Copy, in full, each line of the material that holds the word "本受託者は".

--- DATASET ENTRIES ---

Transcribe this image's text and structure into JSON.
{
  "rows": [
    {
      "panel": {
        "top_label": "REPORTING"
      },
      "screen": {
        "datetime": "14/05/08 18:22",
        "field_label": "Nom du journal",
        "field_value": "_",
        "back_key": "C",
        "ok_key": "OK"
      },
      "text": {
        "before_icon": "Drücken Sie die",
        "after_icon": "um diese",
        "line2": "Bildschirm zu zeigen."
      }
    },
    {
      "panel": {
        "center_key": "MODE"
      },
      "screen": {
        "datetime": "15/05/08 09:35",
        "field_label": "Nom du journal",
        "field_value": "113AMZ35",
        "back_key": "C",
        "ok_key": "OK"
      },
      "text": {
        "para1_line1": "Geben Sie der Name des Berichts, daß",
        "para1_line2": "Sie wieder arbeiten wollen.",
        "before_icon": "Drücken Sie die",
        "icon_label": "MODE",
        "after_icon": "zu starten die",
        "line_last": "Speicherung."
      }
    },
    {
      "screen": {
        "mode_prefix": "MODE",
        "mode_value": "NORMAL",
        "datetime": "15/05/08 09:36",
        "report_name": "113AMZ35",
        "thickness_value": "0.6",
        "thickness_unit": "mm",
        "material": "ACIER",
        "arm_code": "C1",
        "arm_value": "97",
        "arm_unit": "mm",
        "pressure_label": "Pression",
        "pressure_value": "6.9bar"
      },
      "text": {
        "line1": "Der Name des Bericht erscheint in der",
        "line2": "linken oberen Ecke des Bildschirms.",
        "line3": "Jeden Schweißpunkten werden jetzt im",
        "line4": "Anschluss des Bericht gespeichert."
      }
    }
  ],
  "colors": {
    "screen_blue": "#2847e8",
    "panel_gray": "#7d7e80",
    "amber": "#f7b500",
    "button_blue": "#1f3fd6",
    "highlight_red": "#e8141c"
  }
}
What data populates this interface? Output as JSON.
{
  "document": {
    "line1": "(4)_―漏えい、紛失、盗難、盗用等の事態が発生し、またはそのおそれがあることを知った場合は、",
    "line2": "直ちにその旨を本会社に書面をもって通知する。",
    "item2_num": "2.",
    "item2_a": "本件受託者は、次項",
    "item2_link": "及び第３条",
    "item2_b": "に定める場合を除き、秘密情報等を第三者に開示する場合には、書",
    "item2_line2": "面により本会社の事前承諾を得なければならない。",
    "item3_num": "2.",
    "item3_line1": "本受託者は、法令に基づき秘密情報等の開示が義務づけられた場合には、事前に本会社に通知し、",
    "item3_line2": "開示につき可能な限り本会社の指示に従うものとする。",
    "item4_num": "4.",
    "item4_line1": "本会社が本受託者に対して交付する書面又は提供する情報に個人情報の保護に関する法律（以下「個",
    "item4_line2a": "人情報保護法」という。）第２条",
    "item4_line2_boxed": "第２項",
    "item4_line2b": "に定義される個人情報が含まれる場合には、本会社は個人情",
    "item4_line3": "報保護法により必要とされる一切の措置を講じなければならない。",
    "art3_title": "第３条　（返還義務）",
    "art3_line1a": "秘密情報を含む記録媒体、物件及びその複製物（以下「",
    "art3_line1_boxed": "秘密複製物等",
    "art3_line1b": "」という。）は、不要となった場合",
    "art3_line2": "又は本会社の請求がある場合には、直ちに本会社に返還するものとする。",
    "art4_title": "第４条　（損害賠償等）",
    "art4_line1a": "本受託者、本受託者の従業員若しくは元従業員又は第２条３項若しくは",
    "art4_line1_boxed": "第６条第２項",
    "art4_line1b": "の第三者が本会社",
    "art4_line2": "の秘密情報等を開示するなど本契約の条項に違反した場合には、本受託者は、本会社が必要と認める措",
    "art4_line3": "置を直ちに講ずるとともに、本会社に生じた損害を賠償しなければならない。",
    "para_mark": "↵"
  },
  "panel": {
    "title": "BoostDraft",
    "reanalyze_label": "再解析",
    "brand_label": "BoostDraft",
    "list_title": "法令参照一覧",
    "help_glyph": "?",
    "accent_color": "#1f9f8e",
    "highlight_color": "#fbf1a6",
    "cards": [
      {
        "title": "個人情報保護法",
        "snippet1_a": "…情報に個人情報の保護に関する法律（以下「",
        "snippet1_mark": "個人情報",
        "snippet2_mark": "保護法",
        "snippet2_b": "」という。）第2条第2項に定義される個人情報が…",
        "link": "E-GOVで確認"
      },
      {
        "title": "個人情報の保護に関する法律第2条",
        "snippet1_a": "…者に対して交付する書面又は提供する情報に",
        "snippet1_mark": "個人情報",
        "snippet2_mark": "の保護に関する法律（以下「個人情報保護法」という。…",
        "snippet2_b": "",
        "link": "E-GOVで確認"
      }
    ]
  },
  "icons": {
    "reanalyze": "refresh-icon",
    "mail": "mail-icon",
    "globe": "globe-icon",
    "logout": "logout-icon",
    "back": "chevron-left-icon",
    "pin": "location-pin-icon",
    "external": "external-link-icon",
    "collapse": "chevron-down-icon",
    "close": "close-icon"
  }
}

---

SOLUTION FOR THIS TASK →
    "item3_line1": "本受託者は、法令に基づき秘密情報等の開示が義務づけられた場合には、事前に本会社に通知し、",
    "art4_line2": "の秘密情報等を開示するなど本契約の条項に違反した場合には、本受託者は、本会社が必要と認める措",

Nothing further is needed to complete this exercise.